◆ **PROVIDED DATA**

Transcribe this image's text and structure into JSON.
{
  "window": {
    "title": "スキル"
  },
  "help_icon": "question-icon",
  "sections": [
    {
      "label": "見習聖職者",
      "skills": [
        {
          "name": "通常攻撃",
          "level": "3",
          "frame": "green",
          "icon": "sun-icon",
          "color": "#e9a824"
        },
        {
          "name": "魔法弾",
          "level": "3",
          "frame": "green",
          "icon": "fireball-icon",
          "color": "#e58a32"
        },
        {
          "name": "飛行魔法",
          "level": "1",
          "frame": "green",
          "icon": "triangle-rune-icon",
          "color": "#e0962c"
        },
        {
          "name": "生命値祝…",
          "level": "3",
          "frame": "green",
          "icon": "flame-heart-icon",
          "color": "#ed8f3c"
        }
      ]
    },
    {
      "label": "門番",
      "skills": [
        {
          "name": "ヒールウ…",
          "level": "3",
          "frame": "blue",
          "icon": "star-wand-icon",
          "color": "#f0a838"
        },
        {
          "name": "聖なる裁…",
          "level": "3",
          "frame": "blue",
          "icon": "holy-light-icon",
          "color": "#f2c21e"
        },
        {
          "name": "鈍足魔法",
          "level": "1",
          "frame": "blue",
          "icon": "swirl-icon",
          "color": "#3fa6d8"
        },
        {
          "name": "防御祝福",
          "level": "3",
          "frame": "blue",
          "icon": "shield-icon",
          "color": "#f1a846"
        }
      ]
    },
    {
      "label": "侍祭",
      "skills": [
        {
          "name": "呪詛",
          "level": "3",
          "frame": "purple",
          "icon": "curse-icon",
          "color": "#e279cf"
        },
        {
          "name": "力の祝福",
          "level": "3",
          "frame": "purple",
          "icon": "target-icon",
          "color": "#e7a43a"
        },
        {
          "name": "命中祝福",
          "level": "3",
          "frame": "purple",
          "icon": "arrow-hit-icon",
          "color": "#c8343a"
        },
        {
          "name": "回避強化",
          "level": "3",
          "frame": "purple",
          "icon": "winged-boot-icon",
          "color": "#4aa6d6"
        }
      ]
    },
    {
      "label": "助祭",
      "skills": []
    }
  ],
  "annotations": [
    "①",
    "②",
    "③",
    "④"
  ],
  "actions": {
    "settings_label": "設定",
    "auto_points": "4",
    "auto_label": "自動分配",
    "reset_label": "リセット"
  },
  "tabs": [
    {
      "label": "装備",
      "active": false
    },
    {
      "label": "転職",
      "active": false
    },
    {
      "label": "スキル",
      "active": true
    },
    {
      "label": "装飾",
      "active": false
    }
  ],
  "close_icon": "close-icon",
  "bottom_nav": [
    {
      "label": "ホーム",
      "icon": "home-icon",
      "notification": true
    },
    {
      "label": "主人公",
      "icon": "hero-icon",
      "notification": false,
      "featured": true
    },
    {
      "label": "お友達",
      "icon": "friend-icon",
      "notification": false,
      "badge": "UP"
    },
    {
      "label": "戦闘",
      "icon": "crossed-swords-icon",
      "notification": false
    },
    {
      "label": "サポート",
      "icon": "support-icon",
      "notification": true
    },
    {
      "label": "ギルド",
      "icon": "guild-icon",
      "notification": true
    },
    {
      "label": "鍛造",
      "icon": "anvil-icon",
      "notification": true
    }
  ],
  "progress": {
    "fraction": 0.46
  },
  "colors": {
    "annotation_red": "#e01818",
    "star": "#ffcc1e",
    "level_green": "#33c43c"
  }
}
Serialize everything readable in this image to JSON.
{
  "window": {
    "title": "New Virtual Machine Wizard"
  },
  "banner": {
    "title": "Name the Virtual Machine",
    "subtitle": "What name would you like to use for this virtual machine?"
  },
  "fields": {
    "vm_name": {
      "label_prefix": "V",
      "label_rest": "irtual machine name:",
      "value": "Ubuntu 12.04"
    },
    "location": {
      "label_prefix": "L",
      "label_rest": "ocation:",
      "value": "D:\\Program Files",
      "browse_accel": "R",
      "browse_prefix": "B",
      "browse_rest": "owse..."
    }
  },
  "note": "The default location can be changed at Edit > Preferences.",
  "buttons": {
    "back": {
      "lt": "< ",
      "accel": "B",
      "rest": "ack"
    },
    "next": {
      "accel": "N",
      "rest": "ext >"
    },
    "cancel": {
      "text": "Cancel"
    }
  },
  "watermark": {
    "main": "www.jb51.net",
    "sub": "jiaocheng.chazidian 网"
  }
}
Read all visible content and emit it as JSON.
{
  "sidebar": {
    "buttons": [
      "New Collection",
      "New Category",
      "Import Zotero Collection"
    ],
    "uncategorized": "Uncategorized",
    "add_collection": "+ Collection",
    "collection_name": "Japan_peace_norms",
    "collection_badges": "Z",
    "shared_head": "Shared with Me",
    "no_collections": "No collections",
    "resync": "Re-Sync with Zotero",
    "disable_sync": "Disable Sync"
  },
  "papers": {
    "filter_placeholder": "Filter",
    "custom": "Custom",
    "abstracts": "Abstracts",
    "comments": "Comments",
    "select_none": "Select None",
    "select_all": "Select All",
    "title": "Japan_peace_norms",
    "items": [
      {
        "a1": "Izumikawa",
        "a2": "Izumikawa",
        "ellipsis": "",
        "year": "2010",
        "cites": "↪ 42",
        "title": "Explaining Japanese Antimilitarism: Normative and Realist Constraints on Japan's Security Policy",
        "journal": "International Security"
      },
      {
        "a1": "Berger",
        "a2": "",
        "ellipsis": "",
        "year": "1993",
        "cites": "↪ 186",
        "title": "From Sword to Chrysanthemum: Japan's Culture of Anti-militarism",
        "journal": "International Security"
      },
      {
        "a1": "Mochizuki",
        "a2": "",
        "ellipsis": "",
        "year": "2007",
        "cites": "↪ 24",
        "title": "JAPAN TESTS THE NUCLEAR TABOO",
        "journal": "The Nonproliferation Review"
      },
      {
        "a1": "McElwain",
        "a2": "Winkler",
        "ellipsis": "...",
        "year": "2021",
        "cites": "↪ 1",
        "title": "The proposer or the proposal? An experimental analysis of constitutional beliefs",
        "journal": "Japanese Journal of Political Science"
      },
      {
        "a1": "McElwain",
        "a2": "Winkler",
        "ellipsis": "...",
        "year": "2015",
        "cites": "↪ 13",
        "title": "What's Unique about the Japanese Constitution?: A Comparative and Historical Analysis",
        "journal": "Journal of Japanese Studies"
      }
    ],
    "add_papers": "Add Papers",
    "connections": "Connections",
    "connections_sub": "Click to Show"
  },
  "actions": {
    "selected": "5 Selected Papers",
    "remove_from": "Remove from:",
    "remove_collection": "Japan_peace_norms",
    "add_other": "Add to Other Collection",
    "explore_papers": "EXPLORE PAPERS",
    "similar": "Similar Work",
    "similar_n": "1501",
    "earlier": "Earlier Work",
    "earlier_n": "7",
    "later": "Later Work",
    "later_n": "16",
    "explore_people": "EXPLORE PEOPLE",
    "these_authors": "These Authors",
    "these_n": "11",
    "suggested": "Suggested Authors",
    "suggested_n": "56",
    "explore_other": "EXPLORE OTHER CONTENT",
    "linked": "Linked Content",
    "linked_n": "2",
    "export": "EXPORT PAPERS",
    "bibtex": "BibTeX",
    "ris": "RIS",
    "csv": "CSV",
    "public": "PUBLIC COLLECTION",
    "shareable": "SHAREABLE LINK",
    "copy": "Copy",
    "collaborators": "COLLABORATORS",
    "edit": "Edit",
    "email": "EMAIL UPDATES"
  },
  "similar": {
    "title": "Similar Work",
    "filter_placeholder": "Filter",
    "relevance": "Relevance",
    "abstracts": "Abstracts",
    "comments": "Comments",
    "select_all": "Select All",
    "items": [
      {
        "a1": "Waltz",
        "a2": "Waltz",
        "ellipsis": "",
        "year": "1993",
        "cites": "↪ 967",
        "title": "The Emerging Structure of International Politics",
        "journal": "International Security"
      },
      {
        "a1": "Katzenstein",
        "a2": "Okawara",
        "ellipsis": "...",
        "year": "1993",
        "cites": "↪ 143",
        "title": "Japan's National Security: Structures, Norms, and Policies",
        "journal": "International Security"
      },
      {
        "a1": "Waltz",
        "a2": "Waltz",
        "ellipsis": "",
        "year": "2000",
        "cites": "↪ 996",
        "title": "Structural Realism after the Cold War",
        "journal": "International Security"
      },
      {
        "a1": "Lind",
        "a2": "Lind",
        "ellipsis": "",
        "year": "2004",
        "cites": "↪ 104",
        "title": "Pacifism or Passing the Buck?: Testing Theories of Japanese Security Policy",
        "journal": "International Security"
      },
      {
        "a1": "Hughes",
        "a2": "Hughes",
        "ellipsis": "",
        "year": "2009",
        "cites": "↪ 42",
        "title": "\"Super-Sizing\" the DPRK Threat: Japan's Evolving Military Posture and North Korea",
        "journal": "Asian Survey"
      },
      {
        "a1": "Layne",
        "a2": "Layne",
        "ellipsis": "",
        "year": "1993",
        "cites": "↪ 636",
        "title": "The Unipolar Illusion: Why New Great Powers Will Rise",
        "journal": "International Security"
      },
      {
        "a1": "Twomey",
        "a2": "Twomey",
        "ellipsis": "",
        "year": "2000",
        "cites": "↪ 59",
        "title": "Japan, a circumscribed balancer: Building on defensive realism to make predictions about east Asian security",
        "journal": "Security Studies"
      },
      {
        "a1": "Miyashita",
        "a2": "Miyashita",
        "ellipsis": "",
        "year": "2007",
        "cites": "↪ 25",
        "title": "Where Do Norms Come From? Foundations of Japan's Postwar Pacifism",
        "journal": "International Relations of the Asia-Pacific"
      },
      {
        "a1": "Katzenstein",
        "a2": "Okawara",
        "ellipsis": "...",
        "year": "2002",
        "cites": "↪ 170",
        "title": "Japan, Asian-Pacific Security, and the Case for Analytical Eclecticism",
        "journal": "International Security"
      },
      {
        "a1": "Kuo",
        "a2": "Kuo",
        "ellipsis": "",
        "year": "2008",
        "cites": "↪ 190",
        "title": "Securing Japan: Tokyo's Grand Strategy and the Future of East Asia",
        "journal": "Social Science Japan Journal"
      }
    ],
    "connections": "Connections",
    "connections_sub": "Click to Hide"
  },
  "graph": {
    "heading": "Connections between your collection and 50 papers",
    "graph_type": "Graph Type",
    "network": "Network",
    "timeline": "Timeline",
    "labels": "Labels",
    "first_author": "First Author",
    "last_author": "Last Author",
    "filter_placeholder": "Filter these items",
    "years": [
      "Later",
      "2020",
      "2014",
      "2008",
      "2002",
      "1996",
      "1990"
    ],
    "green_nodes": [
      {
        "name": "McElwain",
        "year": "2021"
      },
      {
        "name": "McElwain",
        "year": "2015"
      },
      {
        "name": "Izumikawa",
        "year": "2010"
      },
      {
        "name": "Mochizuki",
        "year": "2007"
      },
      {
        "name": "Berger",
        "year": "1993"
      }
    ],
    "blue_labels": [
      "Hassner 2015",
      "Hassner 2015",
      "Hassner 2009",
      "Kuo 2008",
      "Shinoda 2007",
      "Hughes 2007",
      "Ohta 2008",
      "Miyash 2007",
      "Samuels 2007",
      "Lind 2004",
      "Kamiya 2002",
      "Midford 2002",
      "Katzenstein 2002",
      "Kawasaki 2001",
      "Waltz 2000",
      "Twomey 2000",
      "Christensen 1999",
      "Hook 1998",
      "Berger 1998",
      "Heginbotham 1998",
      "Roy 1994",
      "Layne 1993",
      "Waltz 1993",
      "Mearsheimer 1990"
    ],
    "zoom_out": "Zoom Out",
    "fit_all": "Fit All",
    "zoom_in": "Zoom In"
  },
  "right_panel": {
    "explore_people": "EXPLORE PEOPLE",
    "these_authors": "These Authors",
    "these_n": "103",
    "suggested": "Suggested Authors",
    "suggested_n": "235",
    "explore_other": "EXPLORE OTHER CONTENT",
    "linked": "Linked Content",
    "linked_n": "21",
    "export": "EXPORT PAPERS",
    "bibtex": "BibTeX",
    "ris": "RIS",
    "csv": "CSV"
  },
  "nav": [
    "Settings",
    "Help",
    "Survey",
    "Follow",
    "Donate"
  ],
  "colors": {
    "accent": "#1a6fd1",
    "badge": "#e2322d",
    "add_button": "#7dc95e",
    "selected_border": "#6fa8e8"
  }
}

◆ **GOAL**
Give the count of lines in the listing above that include "Science", with no other words.

◆ **CORRECT RESPONSE**
2